Write out, precisely and in full, each line of the material.
--- Start of Supplied material ---
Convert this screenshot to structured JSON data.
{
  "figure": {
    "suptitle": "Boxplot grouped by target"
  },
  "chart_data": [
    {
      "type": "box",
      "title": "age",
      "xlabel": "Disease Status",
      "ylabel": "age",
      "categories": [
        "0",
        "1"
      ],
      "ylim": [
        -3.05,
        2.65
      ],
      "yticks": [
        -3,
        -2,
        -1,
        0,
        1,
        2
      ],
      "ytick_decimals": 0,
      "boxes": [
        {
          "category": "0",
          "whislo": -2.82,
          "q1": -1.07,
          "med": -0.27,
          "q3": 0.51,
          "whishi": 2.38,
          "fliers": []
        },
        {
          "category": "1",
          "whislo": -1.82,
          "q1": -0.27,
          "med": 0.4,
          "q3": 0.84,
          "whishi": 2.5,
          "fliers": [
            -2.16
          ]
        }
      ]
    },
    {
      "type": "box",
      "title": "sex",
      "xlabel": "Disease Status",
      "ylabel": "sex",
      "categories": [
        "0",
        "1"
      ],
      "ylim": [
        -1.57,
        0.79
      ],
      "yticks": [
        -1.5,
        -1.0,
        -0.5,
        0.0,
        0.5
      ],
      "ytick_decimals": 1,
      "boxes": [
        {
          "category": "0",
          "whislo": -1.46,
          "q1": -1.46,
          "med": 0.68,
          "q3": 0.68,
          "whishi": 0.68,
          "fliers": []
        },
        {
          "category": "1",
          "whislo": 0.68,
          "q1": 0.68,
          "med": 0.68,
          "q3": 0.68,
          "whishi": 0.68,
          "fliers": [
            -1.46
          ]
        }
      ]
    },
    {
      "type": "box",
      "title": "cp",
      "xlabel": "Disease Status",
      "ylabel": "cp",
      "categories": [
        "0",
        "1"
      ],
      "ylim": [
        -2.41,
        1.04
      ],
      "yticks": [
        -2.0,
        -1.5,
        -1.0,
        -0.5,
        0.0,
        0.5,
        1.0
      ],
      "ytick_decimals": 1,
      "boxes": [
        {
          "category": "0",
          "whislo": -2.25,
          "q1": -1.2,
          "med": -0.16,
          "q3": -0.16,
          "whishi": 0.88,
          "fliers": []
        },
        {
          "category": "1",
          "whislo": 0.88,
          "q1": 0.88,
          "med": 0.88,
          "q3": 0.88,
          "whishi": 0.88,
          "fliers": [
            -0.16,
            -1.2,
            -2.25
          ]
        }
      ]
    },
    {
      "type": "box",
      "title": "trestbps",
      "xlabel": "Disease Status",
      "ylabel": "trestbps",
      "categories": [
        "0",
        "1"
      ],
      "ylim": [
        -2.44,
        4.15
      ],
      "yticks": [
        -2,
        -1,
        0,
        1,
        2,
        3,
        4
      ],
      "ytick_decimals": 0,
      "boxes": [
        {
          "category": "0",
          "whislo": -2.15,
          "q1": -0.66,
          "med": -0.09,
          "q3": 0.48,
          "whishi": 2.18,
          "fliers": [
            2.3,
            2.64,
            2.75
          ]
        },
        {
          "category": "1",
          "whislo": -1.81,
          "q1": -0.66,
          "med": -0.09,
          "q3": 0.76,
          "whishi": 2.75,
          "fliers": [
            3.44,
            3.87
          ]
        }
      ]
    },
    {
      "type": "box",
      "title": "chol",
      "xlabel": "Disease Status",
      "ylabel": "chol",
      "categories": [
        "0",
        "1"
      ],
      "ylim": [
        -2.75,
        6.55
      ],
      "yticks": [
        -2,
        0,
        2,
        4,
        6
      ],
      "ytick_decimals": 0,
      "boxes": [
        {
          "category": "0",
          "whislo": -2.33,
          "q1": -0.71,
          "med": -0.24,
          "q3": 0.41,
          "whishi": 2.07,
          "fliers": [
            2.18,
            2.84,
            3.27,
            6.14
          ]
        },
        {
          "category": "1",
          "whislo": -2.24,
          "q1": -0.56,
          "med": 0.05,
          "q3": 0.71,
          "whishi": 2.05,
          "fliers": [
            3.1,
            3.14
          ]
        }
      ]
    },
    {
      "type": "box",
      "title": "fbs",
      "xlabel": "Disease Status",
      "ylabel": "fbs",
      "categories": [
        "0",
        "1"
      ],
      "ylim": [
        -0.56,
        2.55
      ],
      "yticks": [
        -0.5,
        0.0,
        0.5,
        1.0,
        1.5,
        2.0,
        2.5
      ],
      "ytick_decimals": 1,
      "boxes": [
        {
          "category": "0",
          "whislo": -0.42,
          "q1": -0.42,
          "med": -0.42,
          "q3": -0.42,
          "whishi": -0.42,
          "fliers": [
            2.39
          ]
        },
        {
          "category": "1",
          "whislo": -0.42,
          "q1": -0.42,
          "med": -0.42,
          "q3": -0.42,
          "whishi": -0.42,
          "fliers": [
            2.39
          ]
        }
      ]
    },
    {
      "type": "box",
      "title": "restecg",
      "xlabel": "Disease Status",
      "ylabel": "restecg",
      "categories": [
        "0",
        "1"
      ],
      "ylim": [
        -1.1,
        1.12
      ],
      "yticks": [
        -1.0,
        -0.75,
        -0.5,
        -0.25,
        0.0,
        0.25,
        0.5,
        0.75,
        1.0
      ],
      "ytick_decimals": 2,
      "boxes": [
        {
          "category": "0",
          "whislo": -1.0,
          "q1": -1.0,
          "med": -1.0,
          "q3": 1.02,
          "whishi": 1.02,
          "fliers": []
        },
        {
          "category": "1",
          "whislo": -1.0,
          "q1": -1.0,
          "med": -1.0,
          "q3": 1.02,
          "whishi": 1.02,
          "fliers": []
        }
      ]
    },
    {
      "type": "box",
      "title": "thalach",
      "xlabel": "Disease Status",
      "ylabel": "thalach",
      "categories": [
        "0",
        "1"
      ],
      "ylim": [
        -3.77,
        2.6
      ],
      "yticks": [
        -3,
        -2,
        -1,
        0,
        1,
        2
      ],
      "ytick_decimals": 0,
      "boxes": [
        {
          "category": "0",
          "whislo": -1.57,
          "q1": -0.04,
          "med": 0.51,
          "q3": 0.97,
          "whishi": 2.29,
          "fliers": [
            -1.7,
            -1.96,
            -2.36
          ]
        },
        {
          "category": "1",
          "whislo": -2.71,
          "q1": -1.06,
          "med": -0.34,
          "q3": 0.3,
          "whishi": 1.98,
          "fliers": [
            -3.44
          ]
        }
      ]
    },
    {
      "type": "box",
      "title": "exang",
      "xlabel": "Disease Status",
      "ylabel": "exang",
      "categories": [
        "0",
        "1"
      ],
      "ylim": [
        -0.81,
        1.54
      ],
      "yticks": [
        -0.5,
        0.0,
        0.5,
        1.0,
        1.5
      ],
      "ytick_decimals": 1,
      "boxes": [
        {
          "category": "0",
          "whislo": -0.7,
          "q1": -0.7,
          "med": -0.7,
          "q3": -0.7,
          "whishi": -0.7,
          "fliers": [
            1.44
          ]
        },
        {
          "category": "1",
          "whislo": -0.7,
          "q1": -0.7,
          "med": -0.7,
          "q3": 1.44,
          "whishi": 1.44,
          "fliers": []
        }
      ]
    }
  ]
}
--- End of Supplied material ---
• _Final answer_
Convert this screenshot to structured JSON data.
{
  "figure": {
    "suptitle": "Boxplot grouped by target"
  },
  "chart_data": [
    {
      "type": "box",
      "title": "age",
      "xlabel": "Disease Status",
      "ylabel": "age",
      "categories": [
        "0",
        "1"
      ],
      "ylim": [
        -3.05,
        2.65
      ],
      "yticks": [
        -3,
        -2,
        -1,
        0,
        1,
        2
      ],
      "ytick_decimals": 0,
      "boxes": [
        {
          "category": "0",
          "whislo": -2.82,
          "q1": -1.07,
          "med": -0.27,
          "q3": 0.51,
          "whishi": 2.38,
          "fliers": []
        },
        {
          "category": "1",
          "whislo": -1.82,
          "q1": -0.27,
          "med": 0.4,
          "q3": 0.84,
          "whishi": 2.5,
          "fliers": [
            -2.16
          ]
        }
      ]
    },
    {
      "type": "box",
      "title": "sex",
      "xlabel": "Disease Status",
      "ylabel": "sex",
      "categories": [
        "0",
        "1"
      ],
      "ylim": [
        -1.57,
        0.79
      ],
      "yticks": [
        -1.5,
        -1.0,
        -0.5,
        0.0,
        0.5
      ],
      "ytick_decimals": 1,
      "boxes": [
        {
          "category": "0",
          "whislo": -1.46,
          "q1": -1.46,
          "med": 0.68,
          "q3": 0.68,
          "whishi": 0.68,
          "fliers": []
        },
        {
          "category": "1",
          "whislo": 0.68,
          "q1": 0.68,
          "med": 0.68,
          "q3": 0.68,
          "whishi": 0.68,
          "fliers": [
            -1.46
          ]
        }
      ]
    },
    {
      "type": "box",
      "title": "cp",
      "xlabel": "Disease Status",
      "ylabel": "cp",
      "categories": [
        "0",
        "1"
      ],
      "ylim": [
        -2.41,
        1.04
      ],
      "yticks": [
        -2.0,
        -1.5,
        -1.0,
        -0.5,
        0.0,
        0.5,
        1.0
      ],
      "ytick_decimals": 1,
      "boxes": [
        {
          "category": "0",
          "whislo": -2.25,
          "q1": -1.2,
          "med": -0.16,
          "q3": -0.16,
          "whishi": 0.88,
          "fliers": []
        },
        {
          "category": "1",
          "whislo": 0.88,
          "q1": 0.88,
          "med": 0.88,
          "q3": 0.88,
          "whishi": 0.88,
          "fliers": [
            -0.16,
            -1.2,
            -2.25
          ]
        }
      ]
    },
    {
      "type": "box",
      "title": "trestbps",
      "xlabel": "Disease Status",
      "ylabel": "trestbps",
      "categories": [
        "0",
        "1"
      ],
      "ylim": [
        -2.44,
        4.15
      ],
      "yticks": [
        -2,
        -1,
        0,
        1,
        2,
        3,
        4
      ],
      "ytick_decimals": 0,
      "boxes": [
        {
          "category": "0",
          "whislo": -2.15,
          "q1": -0.66,
          "med": -0.09,
          "q3": 0.48,
          "whishi": 2.18,
          "fliers": [
            2.3,
            2.64,
            2.75
          ]
        },
        {
          "category": "1",
          "whislo": -1.81,
          "q1": -0.66,
          "med": -0.09,
          "q3": 0.76,
          "whishi": 2.75,
          "fliers": [
            3.44,
            3.87
          ]
        }
      ]
    },
    {
      "type": "box",
      "title": "chol",
      "xlabel": "Disease Status",
      "ylabel": "chol",
      "categories": [
        "0",
        "1"
      ],
      "ylim": [
        -2.75,
        6.55
      ],
      "yticks": [
        -2,
        0,
        2,
        4,
        6
      ],
      "ytick_decimals": 0,
      "boxes": [
        {
          "category": "0",
          "whislo": -2.33,
          "q1": -0.71,
          "med": -0.24,
          "q3": 0.41,
          "whishi": 2.07,
          "fliers": [
            2.18,
            2.84,
            3.27,
            6.14
          ]
        },
        {
          "category": "1",
          "whislo": -2.24,
          "q1": -0.56,
          "med": 0.05,
          "q3": 0.71,
          "whishi": 2.05,
          "fliers": [
            3.1,
            3.14
          ]
        }
      ]
    },
    {
      "type": "box",
      "title": "fbs",
      "xlabel": "Disease Status",
      "ylabel": "fbs",
      "categories": [
        "0",
        "1"
      ],
      "ylim": [
        -0.56,
        2.55
      ],
      "yticks": [
        -0.5,
        0.0,
        0.5,
        1.0,
        1.5,
        2.0,
        2.5
      ],
      "ytick_decimals": 1,
      "boxes": [
        {
          "category": "0",
          "whislo": -0.42,
          "q1": -0.42,
          "med": -0.42,
          "q3": -0.42,
          "whishi": -0.42,
          "fliers": [
            2.39
          ]
        },
        {
          "category": "1",
          "whislo": -0.42,
          "q1": -0.42,
          "med": -0.42,
          "q3": -0.42,
          "whishi": -0.42,
          "fliers": [
            2.39
          ]
        }
      ]
    },
    {
      "type": "box",
      "title": "restecg",
      "xlabel": "Disease Status",
      "ylabel": "restecg",
      "categories": [
        "0",
        "1"
      ],
      "ylim": [
        -1.1,
        1.12
      ],
      "yticks": [
        -1.0,
        -0.75,
        -0.5,
        -0.25,
        0.0,
        0.25,
        0.5,
        0.75,
        1.0
      ],
      "ytick_decimals": 2,
      "boxes": [
        {
          "category": "0",
          "whislo": -1.0,
          "q1": -1.0,
          "med": -1.0,
          "q3": 1.02,
          "whishi": 1.02,
          "fliers": []
        },
        {
          "category": "1",
          "whislo": -1.0,
          "q1": -1.0,
          "med": -1.0,
          "q3": 1.02,
          "whishi": 1.02,
          "fliers": []
        }
      ]
    },
    {
      "type": "box",
      "title": "thalach",
      "xlabel": "Disease Status",
      "ylabel": "thalach",
      "categories": [
        "0",
        "1"
      ],
      "ylim": [
        -3.77,
        2.6
      ],
      "yticks": [
        -3,
        -2,
        -1,
        0,
        1,
        2
      ],
      "ytick_decimals": 0,
      "boxes": [
        {
          "category": "0",
          "whislo": -1.57,
          "q1": -0.04,
          "med": 0.51,
          "q3": 0.97,
          "whishi": 2.29,
          "fliers": [
            -1.7,
            -1.96,
            -2.36
          ]
        },
        {
          "category": "1",
          "whislo": -2.71,
          "q1": -1.06,
          "med": -0.34,
          "q3": 0.3,
          "whishi": 1.98,
          "fliers": [
            -3.44
          ]
        }
      ]
    },
    {
      "type": "box",
      "title": "exang",
      "xlabel": "Disease Status",
      "ylabel": "exang",
      "categories": [
        "0",
        "1"
      ],
      "ylim": [
        -0.81,
        1.54
      ],
      "yticks": [
        -0.5,
        0.0,
        0.5,
        1.0,
        1.5
      ],
      "ytick_decimals": 1,
      "boxes": [
        {
          "category": "0",
          "whislo": -0.7,
          "q1": -0.7,
          "med": -0.7,
          "q3": -0.7,
          "whishi": -0.7,
          "fliers": [
            1.44
          ]
        },
        {
          "category": "1",
          "whislo": -0.7,
          "q1": -0.7,
          "med": -0.7,
          "q3": 1.44,
          "whishi": 1.44,
          "fliers": []
        }
      ]
    }
  ]
}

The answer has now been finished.